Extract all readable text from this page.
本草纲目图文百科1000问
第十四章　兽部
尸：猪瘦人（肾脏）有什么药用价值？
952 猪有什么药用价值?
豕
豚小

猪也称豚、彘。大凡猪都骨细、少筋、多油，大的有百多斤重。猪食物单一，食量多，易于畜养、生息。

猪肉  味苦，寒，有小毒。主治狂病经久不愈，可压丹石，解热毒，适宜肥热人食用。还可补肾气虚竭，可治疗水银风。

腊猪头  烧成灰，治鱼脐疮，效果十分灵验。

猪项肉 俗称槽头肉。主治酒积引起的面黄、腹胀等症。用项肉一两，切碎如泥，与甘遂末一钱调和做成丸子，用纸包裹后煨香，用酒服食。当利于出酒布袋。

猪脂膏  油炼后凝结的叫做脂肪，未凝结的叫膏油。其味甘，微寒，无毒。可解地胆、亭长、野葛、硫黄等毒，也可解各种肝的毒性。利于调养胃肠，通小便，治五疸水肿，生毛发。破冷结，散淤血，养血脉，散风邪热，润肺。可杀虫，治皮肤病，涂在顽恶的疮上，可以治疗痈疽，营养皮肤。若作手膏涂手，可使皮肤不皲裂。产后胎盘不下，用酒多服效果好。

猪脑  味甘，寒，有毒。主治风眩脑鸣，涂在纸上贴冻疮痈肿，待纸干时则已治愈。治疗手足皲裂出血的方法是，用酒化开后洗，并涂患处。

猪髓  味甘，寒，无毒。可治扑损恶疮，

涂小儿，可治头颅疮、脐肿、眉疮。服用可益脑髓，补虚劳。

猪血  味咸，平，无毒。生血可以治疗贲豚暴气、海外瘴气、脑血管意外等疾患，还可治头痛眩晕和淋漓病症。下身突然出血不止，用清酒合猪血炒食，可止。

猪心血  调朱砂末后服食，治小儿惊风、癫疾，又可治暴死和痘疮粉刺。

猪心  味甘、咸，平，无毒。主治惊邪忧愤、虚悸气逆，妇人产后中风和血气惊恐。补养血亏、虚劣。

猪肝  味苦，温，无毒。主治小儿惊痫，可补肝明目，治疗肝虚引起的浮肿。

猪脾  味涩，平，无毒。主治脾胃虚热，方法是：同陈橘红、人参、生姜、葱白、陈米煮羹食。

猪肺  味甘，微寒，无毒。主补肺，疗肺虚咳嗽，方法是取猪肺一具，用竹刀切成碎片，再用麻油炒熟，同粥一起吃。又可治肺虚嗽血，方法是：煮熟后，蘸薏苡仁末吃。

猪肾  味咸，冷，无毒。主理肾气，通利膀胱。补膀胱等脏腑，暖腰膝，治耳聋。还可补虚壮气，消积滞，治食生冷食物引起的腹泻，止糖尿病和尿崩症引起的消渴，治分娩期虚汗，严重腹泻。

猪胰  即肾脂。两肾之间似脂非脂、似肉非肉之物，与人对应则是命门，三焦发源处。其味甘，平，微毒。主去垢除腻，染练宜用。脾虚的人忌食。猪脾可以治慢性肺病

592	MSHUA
····················
* **Exercise objective**
Repeat the data verbatim.

* **Output for this exercise**
Extract all readable text from this page.
本草纲目图文百科1000问
第十四章　兽部
尸：猪瘦人（肾脏）有什么药用价值？
952 猪有什么药用价值?
豕
豚小

猪也称豚、彘。大凡猪都骨细、少筋、多油，大的有百多斤重。猪食物单一，食量多，易于畜养、生息。

猪肉  味苦，寒，有小毒。主治狂病经久不愈，可压丹石，解热毒，适宜肥热人食用。还可补肾气虚竭，可治疗水银风。

腊猪头  烧成灰，治鱼脐疮，效果十分灵验。

猪项肉 俗称槽头肉。主治酒积引起的面黄、腹胀等症。用项肉一两，切碎如泥，与甘遂末一钱调和做成丸子，用纸包裹后煨香，用酒服食。当利于出酒布袋。

猪脂膏  油炼后凝结的叫做脂肪，未凝结的叫膏油。其味甘，微寒，无毒。可解地胆、亭长、野葛、硫黄等毒，也可解各种肝的毒性。利于调养胃肠，通小便，治五疸水肿，生毛发。破冷结，散淤血，养血脉，散风邪热，润肺。可杀虫，治皮肤病，涂在顽恶的疮上，可以治疗痈疽，营养皮肤。若作手膏涂手，可使皮肤不皲裂。产后胎盘不下，用酒多服效果好。

猪脑  味甘，寒，有毒。主治风眩脑鸣，涂在纸上贴冻疮痈肿，待纸干时则已治愈。治疗手足皲裂出血的方法是，用酒化开后洗，并涂患处。

猪髓  味甘，寒，无毒。可治扑损恶疮，

涂小儿，可治头颅疮、脐肿、眉疮。服用可益脑髓，补虚劳。

猪血  味咸，平，无毒。生血可以治疗贲豚暴气、海外瘴气、脑血管意外等疾患，还可治头痛眩晕和淋漓病症。下身突然出血不止，用清酒合猪血炒食，可止。

猪心血  调朱砂末后服食，治小儿惊风、癫疾，又可治暴死和痘疮粉刺。

猪心  味甘、咸，平，无毒。主治惊邪忧愤、虚悸气逆，妇人产后中风和血气惊恐。补养血亏、虚劣。

猪肝  味苦，温，无毒。主治小儿惊痫，可补肝明目，治疗肝虚引起的浮肿。

猪脾  味涩，平，无毒。主治脾胃虚热，方法是：同陈橘红、人参、生姜、葱白、陈米煮羹食。

猪肺  味甘，微寒，无毒。主补肺，疗肺虚咳嗽，方法是取猪肺一具，用竹刀切成碎片，再用麻油炒熟，同粥一起吃。又可治肺虚嗽血，方法是：煮熟后，蘸薏苡仁末吃。

猪肾  味咸，冷，无毒。主理肾气，通利膀胱。补膀胱等脏腑，暖腰膝，治耳聋。还可补虚壮气，消积滞，治食生冷食物引起的腹泻，止糖尿病和尿崩症引起的消渴，治分娩期虚汗，严重腹泻。

猪胰  即肾脂。两肾之间似脂非脂、似肉非肉之物，与人对应则是命门，三焦发源处。其味甘，平，微毒。主去垢除腻，染练宜用。脾虚的人忌食。猪脾可以治慢性肺病

592	MSHUA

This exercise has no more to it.